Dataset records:
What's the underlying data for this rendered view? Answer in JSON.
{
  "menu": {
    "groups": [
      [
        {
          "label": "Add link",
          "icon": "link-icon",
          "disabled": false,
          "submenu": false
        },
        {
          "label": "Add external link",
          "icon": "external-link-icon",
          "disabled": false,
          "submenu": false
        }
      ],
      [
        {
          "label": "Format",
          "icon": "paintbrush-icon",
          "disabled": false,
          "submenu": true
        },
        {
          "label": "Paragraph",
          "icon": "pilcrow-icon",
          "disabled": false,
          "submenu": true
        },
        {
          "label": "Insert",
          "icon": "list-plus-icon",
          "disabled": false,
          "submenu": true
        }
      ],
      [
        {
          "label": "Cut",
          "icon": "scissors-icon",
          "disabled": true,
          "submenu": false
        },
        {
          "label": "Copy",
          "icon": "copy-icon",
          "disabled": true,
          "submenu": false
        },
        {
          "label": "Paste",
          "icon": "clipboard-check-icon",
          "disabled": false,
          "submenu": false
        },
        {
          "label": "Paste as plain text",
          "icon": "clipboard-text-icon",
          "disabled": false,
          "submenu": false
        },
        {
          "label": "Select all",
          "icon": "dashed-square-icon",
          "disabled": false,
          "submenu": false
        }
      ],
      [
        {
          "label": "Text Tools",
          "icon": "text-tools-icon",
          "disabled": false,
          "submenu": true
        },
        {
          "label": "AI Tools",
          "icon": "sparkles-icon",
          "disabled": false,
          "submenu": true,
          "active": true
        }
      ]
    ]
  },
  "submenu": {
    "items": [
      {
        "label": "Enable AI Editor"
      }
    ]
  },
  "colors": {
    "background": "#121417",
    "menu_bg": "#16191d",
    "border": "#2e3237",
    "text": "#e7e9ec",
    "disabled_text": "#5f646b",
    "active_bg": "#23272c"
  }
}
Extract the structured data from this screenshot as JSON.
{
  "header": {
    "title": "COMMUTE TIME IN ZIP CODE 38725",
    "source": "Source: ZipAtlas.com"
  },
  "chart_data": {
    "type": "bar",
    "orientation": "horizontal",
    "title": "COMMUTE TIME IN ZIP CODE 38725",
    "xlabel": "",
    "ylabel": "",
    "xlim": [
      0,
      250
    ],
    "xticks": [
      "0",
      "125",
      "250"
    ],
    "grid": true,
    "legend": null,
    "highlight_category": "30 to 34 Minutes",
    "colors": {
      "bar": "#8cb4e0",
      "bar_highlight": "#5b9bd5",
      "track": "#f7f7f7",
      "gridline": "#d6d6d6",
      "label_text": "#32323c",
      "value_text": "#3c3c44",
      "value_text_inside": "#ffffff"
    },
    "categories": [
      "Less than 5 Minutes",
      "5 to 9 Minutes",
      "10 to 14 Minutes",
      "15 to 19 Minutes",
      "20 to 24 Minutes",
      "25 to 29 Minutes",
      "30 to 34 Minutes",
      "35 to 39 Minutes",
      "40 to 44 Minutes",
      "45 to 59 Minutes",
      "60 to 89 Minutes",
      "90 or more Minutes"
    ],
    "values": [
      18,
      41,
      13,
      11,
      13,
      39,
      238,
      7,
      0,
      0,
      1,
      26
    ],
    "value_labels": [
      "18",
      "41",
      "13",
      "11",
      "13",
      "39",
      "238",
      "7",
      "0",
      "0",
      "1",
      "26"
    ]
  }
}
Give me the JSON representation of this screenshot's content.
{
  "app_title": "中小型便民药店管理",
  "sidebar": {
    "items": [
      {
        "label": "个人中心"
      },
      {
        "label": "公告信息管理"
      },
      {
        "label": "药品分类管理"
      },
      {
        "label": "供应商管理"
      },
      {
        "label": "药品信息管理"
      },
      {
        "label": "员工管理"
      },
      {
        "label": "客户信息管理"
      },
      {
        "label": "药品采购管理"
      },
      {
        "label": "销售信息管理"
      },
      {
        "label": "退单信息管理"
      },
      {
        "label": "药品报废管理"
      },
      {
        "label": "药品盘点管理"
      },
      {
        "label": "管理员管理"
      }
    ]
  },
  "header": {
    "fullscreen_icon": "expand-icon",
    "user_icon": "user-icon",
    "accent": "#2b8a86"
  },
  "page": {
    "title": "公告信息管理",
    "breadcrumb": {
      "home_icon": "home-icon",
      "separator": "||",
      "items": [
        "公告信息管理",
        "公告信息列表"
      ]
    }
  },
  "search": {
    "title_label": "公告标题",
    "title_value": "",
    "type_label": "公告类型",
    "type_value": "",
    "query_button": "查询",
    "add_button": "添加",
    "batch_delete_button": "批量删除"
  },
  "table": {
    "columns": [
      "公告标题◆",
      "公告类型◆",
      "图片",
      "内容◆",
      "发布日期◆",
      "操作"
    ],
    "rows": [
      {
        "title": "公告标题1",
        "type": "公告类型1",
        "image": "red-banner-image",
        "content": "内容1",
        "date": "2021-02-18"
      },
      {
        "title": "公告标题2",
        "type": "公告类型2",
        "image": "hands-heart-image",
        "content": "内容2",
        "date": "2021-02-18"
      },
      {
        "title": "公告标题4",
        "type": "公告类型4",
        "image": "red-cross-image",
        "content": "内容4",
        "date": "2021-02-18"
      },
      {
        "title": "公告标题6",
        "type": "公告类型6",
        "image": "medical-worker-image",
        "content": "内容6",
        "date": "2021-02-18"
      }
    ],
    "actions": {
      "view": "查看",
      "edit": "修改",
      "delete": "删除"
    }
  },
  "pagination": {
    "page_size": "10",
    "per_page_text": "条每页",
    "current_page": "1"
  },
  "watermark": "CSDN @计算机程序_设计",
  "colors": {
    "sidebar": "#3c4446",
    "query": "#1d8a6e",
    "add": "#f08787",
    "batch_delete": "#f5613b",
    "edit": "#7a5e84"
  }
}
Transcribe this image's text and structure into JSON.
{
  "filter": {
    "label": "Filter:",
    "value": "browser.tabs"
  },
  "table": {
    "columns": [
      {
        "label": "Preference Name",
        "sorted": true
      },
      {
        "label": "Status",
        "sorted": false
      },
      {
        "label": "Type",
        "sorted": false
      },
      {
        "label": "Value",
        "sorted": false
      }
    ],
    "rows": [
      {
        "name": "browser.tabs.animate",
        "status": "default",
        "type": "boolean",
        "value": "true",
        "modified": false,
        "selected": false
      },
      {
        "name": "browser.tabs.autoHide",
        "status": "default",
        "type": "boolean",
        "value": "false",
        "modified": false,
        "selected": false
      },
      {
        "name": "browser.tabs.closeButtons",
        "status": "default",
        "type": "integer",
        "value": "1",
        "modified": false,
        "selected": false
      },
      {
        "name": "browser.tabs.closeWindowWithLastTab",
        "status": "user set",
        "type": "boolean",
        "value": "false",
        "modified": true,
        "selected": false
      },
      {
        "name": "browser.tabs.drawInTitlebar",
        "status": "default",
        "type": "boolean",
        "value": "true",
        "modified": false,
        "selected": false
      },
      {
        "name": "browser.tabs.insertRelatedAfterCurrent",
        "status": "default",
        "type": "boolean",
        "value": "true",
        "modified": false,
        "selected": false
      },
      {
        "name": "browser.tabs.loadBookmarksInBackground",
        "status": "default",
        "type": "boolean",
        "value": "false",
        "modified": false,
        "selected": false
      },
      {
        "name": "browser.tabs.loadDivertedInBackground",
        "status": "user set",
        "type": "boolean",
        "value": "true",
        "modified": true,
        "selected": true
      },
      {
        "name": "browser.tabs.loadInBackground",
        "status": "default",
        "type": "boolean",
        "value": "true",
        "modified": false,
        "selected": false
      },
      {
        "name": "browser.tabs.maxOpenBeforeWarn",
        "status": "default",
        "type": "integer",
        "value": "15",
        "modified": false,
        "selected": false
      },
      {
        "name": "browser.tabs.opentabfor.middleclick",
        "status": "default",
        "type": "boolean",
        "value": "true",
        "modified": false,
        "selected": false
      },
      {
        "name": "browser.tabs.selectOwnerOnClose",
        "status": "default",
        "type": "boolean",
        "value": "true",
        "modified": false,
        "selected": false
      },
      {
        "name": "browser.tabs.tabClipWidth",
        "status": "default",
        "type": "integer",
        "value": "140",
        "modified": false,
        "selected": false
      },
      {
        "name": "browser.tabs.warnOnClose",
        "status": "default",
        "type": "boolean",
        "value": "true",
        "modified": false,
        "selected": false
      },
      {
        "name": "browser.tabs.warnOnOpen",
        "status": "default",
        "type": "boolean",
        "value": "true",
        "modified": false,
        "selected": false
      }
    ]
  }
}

Aim of the exercise: Within the listing above, copy each line that has the string "clipboard".

Response:
          "icon": "clipboard-check-icon",
          "icon": "clipboard-text-icon",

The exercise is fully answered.